THE DATA:
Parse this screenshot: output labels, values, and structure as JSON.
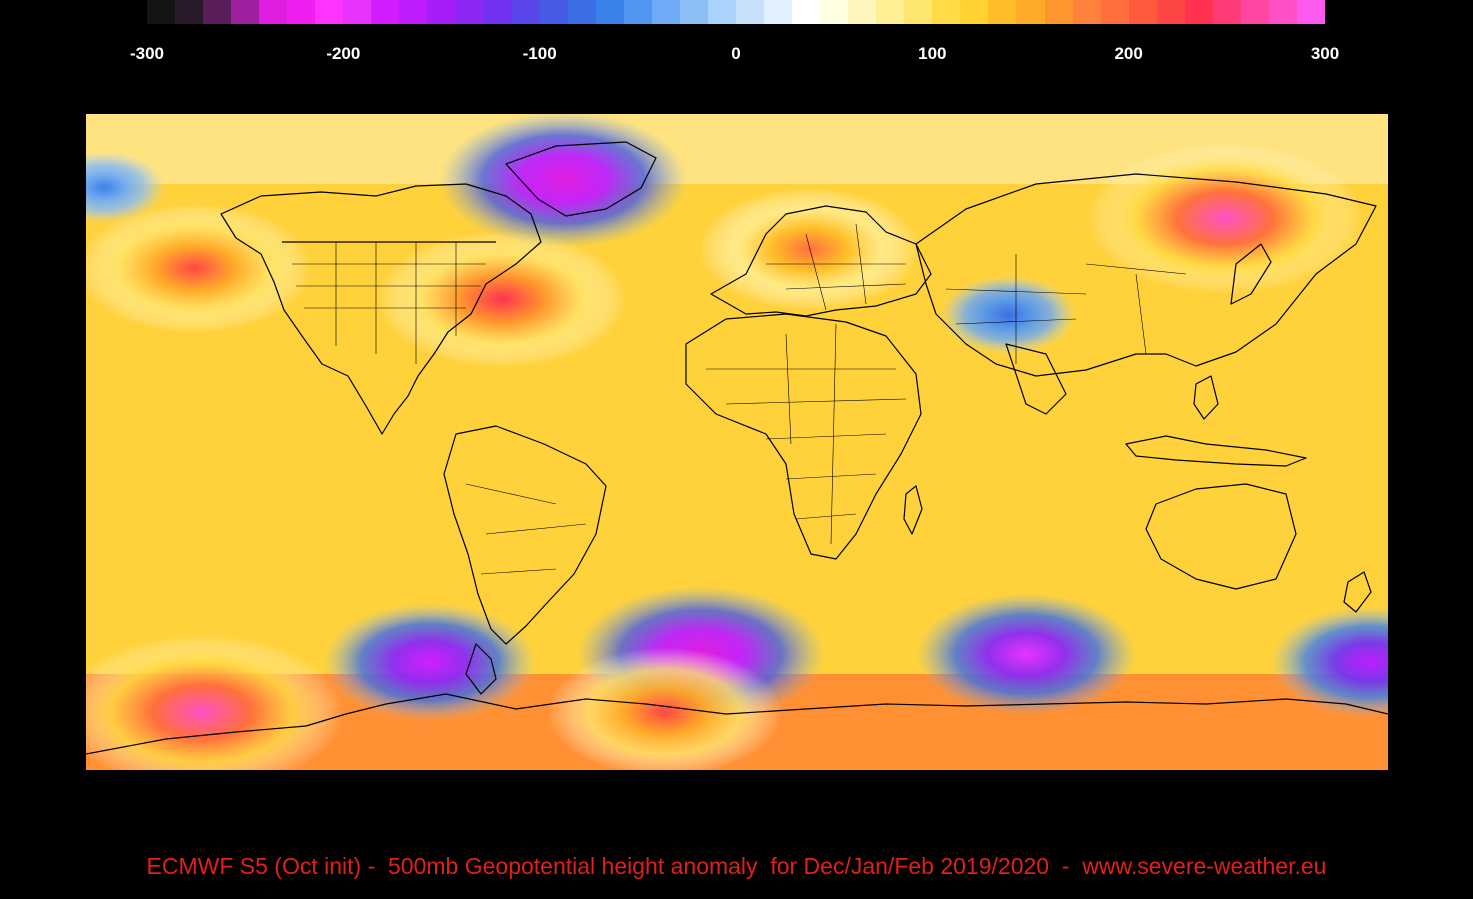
{
  "colorbar": {
    "colors": [
      "#141414",
      "#2b1a2b",
      "#5a1e5a",
      "#a021a0",
      "#e01ee0",
      "#f01ef0",
      "#ff33ff",
      "#e833ff",
      "#d21eff",
      "#be1eff",
      "#a51efa",
      "#8c28f5",
      "#7332f0",
      "#5a46eb",
      "#465ae6",
      "#3c6ee6",
      "#3c82eb",
      "#5096f0",
      "#6eaaf5",
      "#8cbef5",
      "#aad2fa",
      "#c8e1fa",
      "#e1f0ff",
      "#ffffff",
      "#ffffe1",
      "#fff5be",
      "#fff096",
      "#ffe66e",
      "#ffdc46",
      "#ffd232",
      "#ffbe28",
      "#ffaa28",
      "#ff962d",
      "#ff823c",
      "#ff6e3c",
      "#ff5a3c",
      "#ff4646",
      "#ff3250",
      "#ff3c78",
      "#ff46a0",
      "#ff50c8",
      "#ff5af0"
    ],
    "ticks": [
      "-300",
      "-200",
      "-100",
      "0",
      "100",
      "200",
      "300"
    ],
    "range": [
      -300,
      300
    ]
  },
  "map": {
    "projection": "equirectangular",
    "background_color": "#ffd23c",
    "features": [
      "continent-outlines",
      "country-borders",
      "us-state-borders"
    ],
    "anomalies": [
      {
        "name": "greenland-low",
        "lon": -48,
        "lat": 68,
        "value": -240
      },
      {
        "name": "central-asia-low",
        "lon": 75,
        "lat": 33,
        "value": -80
      },
      {
        "name": "alaska-low",
        "lon": -175,
        "lat": 66,
        "value": -60
      },
      {
        "name": "east-asia-high",
        "lon": 135,
        "lat": 58,
        "value": 280
      },
      {
        "name": "north-pacific-high",
        "lon": -150,
        "lat": 45,
        "value": 220
      },
      {
        "name": "us-east-coast-high",
        "lon": -65,
        "lat": 37,
        "value": 240
      },
      {
        "name": "europe-high",
        "lon": 20,
        "lat": 50,
        "value": 200
      },
      {
        "name": "south-atlantic-low",
        "lon": -10,
        "lat": -55,
        "value": -240
      },
      {
        "name": "south-indian-low",
        "lon": 80,
        "lat": -55,
        "value": -200
      },
      {
        "name": "south-pacific-low",
        "lon": -85,
        "lat": -57,
        "value": -190
      },
      {
        "name": "new-zealand-low",
        "lon": 175,
        "lat": -57,
        "value": -170
      },
      {
        "name": "south-pacific-high",
        "lon": -148,
        "lat": -70,
        "value": 290
      },
      {
        "name": "antarctic-coast-high",
        "lon": -20,
        "lat": -70,
        "value": 220
      }
    ]
  },
  "caption": "ECMWF S5 (Oct init) -  500mb Geopotential height anomaly  for Dec/Jan/Feb 2019/2020  -  www.severe-weather.eu"
}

PROBLEM REQUIREMENTS:
Set down the material above as is, without any pictures.

THE REPLY:
Parse this screenshot: output labels, values, and structure as JSON.
{
  "colorbar": {
    "colors": [
      "#141414",
      "#2b1a2b",
      "#5a1e5a",
      "#a021a0",
      "#e01ee0",
      "#f01ef0",
      "#ff33ff",
      "#e833ff",
      "#d21eff",
      "#be1eff",
      "#a51efa",
      "#8c28f5",
      "#7332f0",
      "#5a46eb",
      "#465ae6",
      "#3c6ee6",
      "#3c82eb",
      "#5096f0",
      "#6eaaf5",
      "#8cbef5",
      "#aad2fa",
      "#c8e1fa",
      "#e1f0ff",
      "#ffffff",
      "#ffffe1",
      "#fff5be",
      "#fff096",
      "#ffe66e",
      "#ffdc46",
      "#ffd232",
      "#ffbe28",
      "#ffaa28",
      "#ff962d",
      "#ff823c",
      "#ff6e3c",
      "#ff5a3c",
      "#ff4646",
      "#ff3250",
      "#ff3c78",
      "#ff46a0",
      "#ff50c8",
      "#ff5af0"
    ],
    "ticks": [
      "-300",
      "-200",
      "-100",
      "0",
      "100",
      "200",
      "300"
    ],
    "range": [
      -300,
      300
    ]
  },
  "map": {
    "projection": "equirectangular",
    "background_color": "#ffd23c",
    "features": [
      "continent-outlines",
      "country-borders",
      "us-state-borders"
    ],
    "anomalies": [
      {
        "name": "greenland-low",
        "lon": -48,
        "lat": 68,
        "value": -240
      },
      {
        "name": "central-asia-low",
        "lon": 75,
        "lat": 33,
        "value": -80
      },
      {
        "name": "alaska-low",
        "lon": -175,
        "lat": 66,
        "value": -60
      },
      {
        "name": "east-asia-high",
        "lon": 135,
        "lat": 58,
        "value": 280
      },
      {
        "name": "north-pacific-high",
        "lon": -150,
        "lat": 45,
        "value": 220
      },
      {
        "name": "us-east-coast-high",
        "lon": -65,
        "lat": 37,
        "value": 240
      },
      {
        "name": "europe-high",
        "lon": 20,
        "lat": 50,
        "value": 200
      },
      {
        "name": "south-atlantic-low",
        "lon": -10,
        "lat": -55,
        "value": -240
      },
      {
        "name": "south-indian-low",
        "lon": 80,
        "lat": -55,
        "value": -200
      },
      {
        "name": "south-pacific-low",
        "lon": -85,
        "lat": -57,
        "value": -190
      },
      {
        "name": "new-zealand-low",
        "lon": 175,
        "lat": -57,
        "value": -170
      },
      {
        "name": "south-pacific-high",
        "lon": -148,
        "lat": -70,
        "value": 290
      },
      {
        "name": "antarctic-coast-high",
        "lon": -20,
        "lat": -70,
        "value": 220
      }
    ]
  },
  "caption": "ECMWF S5 (Oct init) -  500mb Geopotential height anomaly  for Dec/Jan/Feb 2019/2020  -  www.severe-weather.eu"
}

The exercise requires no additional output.